--- What this task involves ---
In the copy, include every entry exactly but none of the images.

[Saved data entries]
(begin)
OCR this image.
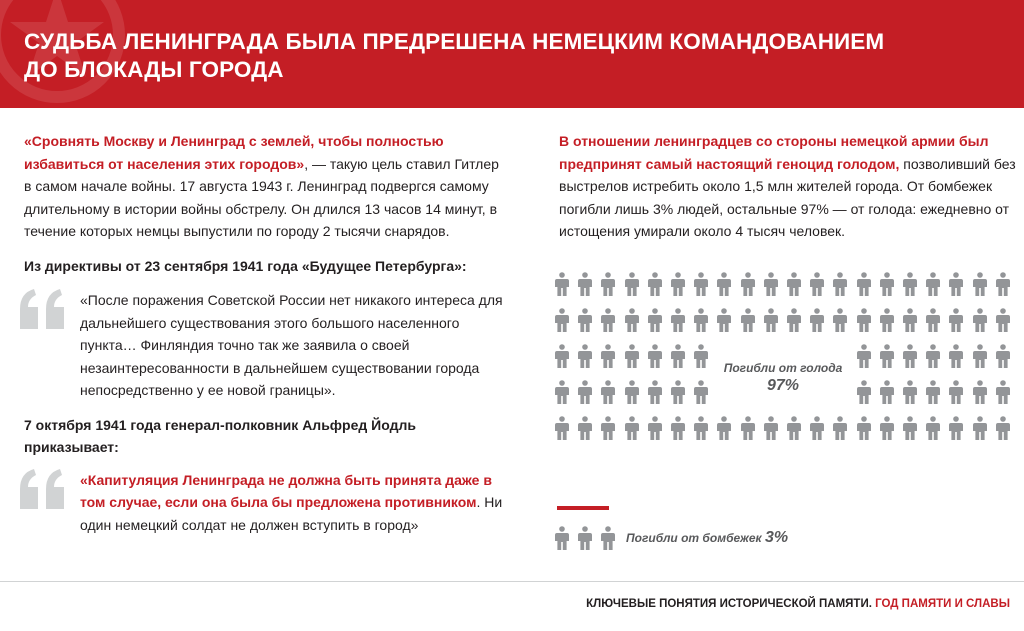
СУДЬБА ЛЕНИНГРАДА БЫЛА ПРЕДРЕШЕНА НЕМЕЦКИМ КОМАНДОВАНИЕМ
ДО БЛОКАДЫ ГОРОДА

«Сровнять Москву и Ленинград с землей, чтобы полностью избавиться от населения этих городов», — такую цель ставил Гитлер в самом начале войны. 17 августа 1943 г. Ленинград подвергся самому длительному в истории войны обстрелу. Он длился 13 часов 14 минут, в течение которых немцы выпустили по городу 2 тысячи снарядов.

Из директивы от 23 сентября 1941 года «Будущее Петербурга»:

«После поражения Советской России нет никакого интереса для дальнейшего существования этого большого населенного пункта… Финляндия точно так же заявила о своей незаинтересованности в дальнейшем существовании города непосредственно у ее новой границы».

7 октября 1941 года генерал-полковник Альфред Йодль приказывает:

«Капитуляция Ленинграда не должна быть принята даже в том случае, если она была бы предложена противником. Ни один немецкий солдат не должен вступить в город»

В отношении ленинградцев со стороны немецкой армии был предпринят самый настоящий геноцид голодом, позволивший без выстрелов истребить около 1,5 млн жителей города. От бомбежек погибли лишь 3% людей, остальные 97% — от голода: ежедневно от истощения умирали около 4 тысяч человек.

Погибли от голода
97%
Погибли от бомбежек 3%
КЛЮЧЕВЫЕ ПОНЯТИЯ ИСТОРИЧЕСКОЙ ПАМЯТИ. ГОД ПАМЯТИ И СЛАВЫ
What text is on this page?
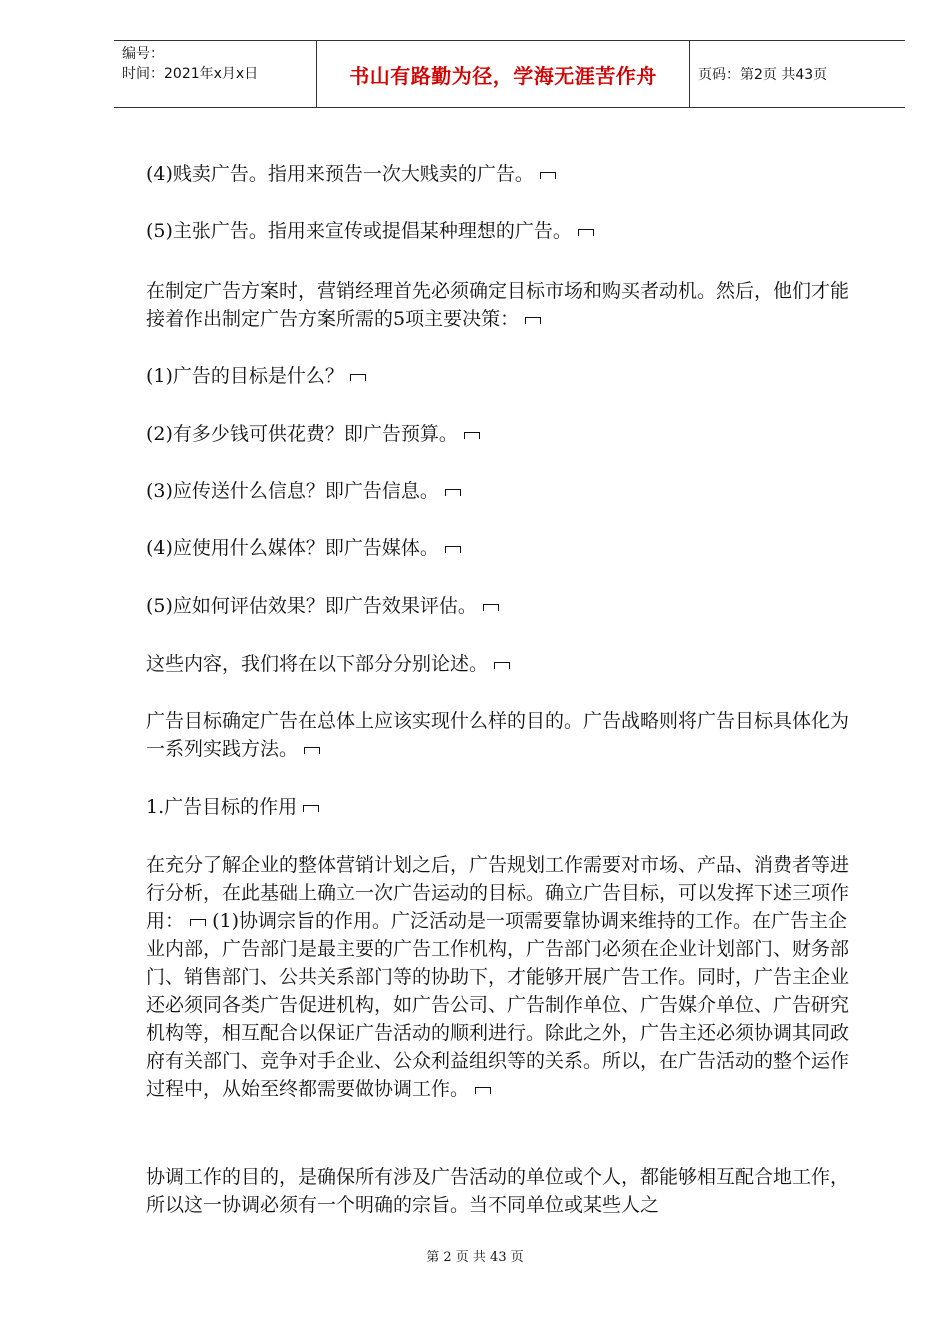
编号：
时间：2021年x月x日	书山有路勤为径，学海无涯苦作舟	页码：第2页 共43页

(4)贱卖广告。指用来预告一次大贱卖的广告。

(5)主张广告。指用来宣传或提倡某种理想的广告。

在制定广告方案时，营销经理首先必须确定目标市场和购买者动机。然后，他们才能接着作出制定广告方案所需的5项主要决策：

(1)广告的目标是什么？

(2)有多少钱可供花费？即广告预算。

(3)应传送什么信息？即广告信息。

(4)应使用什么媒体？即广告媒体。

(5)应如何评估效果？即广告效果评估。

这些内容，我们将在以下部分分别论述。

广告目标确定广告在总体上应该实现什么样的目的。广告战略则将广告目标具体化为一系列实践方法。

1.广告目标的作用

在充分了解企业的整体营销计划之后，广告规划工作需要对市场、产品、消费者等进行分析，在此基础上确立一次广告运动的目标。确立广告目标，可以发挥下述三项作用： (1)协调宗旨的作用。广泛活动是一项需要靠协调来维持的工作。在广告主企业内部，广告部门是最主要的广告工作机构，广告部门必须在企业计划部门、财务部门、销售部门、公共关系部门等的协助下，才能够开展广告工作。同时，广告主企业还必须同各类广告促进机构，如广告公司、广告制作单位、广告媒介单位、广告研究机构等，相互配合以保证广告活动的顺利进行。除此之外，广告主还必须协调其同政府有关部门、竞争对手企业、公众利益组织等的关系。所以，在广告活动的整个运作过程中，从始至终都需要做协调工作。

协调工作的目的，是确保所有涉及广告活动的单位或个人，都能够相互配合地工作，所以这一协调必须有一个明确的宗旨。当不同单位或某些人之

第 2 页 共 43 页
(end)
--- Written solution ---
OCR this image.
СУДЬБА ЛЕНИНГРАДА БЫЛА ПРЕДРЕШЕНА НЕМЕЦКИМ КОМАНДОВАНИЕМ
ДО БЛОКАДЫ ГОРОДА

«Сровнять Москву и Ленинград с землей, чтобы полностью избавиться от населения этих городов», — такую цель ставил Гитлер в самом начале войны. 17 августа 1943 г. Ленинград подвергся самому длительному в истории войны обстрелу. Он длился 13 часов 14 минут, в течение которых немцы выпустили по городу 2 тысячи снарядов.

Из директивы от 23 сентября 1941 года «Будущее Петербурга»:

«После поражения Советской России нет никакого интереса для дальнейшего существования этого большого населенного пункта… Финляндия точно так же заявила о своей незаинтересованности в дальнейшем существовании города непосредственно у ее новой границы».

7 октября 1941 года генерал-полковник Альфред Йодль приказывает:

«Капитуляция Ленинграда не должна быть принята даже в том случае, если она была бы предложена противником. Ни один немецкий солдат не должен вступить в город»

В отношении ленинградцев со стороны немецкой армии был предпринят самый настоящий геноцид голодом, позволивший без выстрелов истребить около 1,5 млн жителей города. От бомбежек погибли лишь 3% людей, остальные 97% — от голода: ежедневно от истощения умирали около 4 тысяч человек.

Погибли от голода
97%
Погибли от бомбежек 3%
КЛЮЧЕВЫЕ ПОНЯТИЯ ИСТОРИЧЕСКОЙ ПАМЯТИ. ГОД ПАМЯТИ И СЛАВЫ
What text is on this page?
编号：
时间：2021年x月x日	书山有路勤为径，学海无涯苦作舟	页码：第2页 共43页

(4)贱卖广告。指用来预告一次大贱卖的广告。

(5)主张广告。指用来宣传或提倡某种理想的广告。

在制定广告方案时，营销经理首先必须确定目标市场和购买者动机。然后，他们才能接着作出制定广告方案所需的5项主要决策：

(1)广告的目标是什么？

(2)有多少钱可供花费？即广告预算。

(3)应传送什么信息？即广告信息。

(4)应使用什么媒体？即广告媒体。

(5)应如何评估效果？即广告效果评估。

这些内容，我们将在以下部分分别论述。

广告目标确定广告在总体上应该实现什么样的目的。广告战略则将广告目标具体化为一系列实践方法。

1.广告目标的作用

在充分了解企业的整体营销计划之后，广告规划工作需要对市场、产品、消费者等进行分析，在此基础上确立一次广告运动的目标。确立广告目标，可以发挥下述三项作用： (1)协调宗旨的作用。广泛活动是一项需要靠协调来维持的工作。在广告主企业内部，广告部门是最主要的广告工作机构，广告部门必须在企业计划部门、财务部门、销售部门、公共关系部门等的协助下，才能够开展广告工作。同时，广告主企业还必须同各类广告促进机构，如广告公司、广告制作单位、广告媒介单位、广告研究机构等，相互配合以保证广告活动的顺利进行。除此之外，广告主还必须协调其同政府有关部门、竞争对手企业、公众利益组织等的关系。所以，在广告活动的整个运作过程中，从始至终都需要做协调工作。

协调工作的目的，是确保所有涉及广告活动的单位或个人，都能够相互配合地工作，所以这一协调必须有一个明确的宗旨。当不同单位或某些人之

第 2 页 共 43 页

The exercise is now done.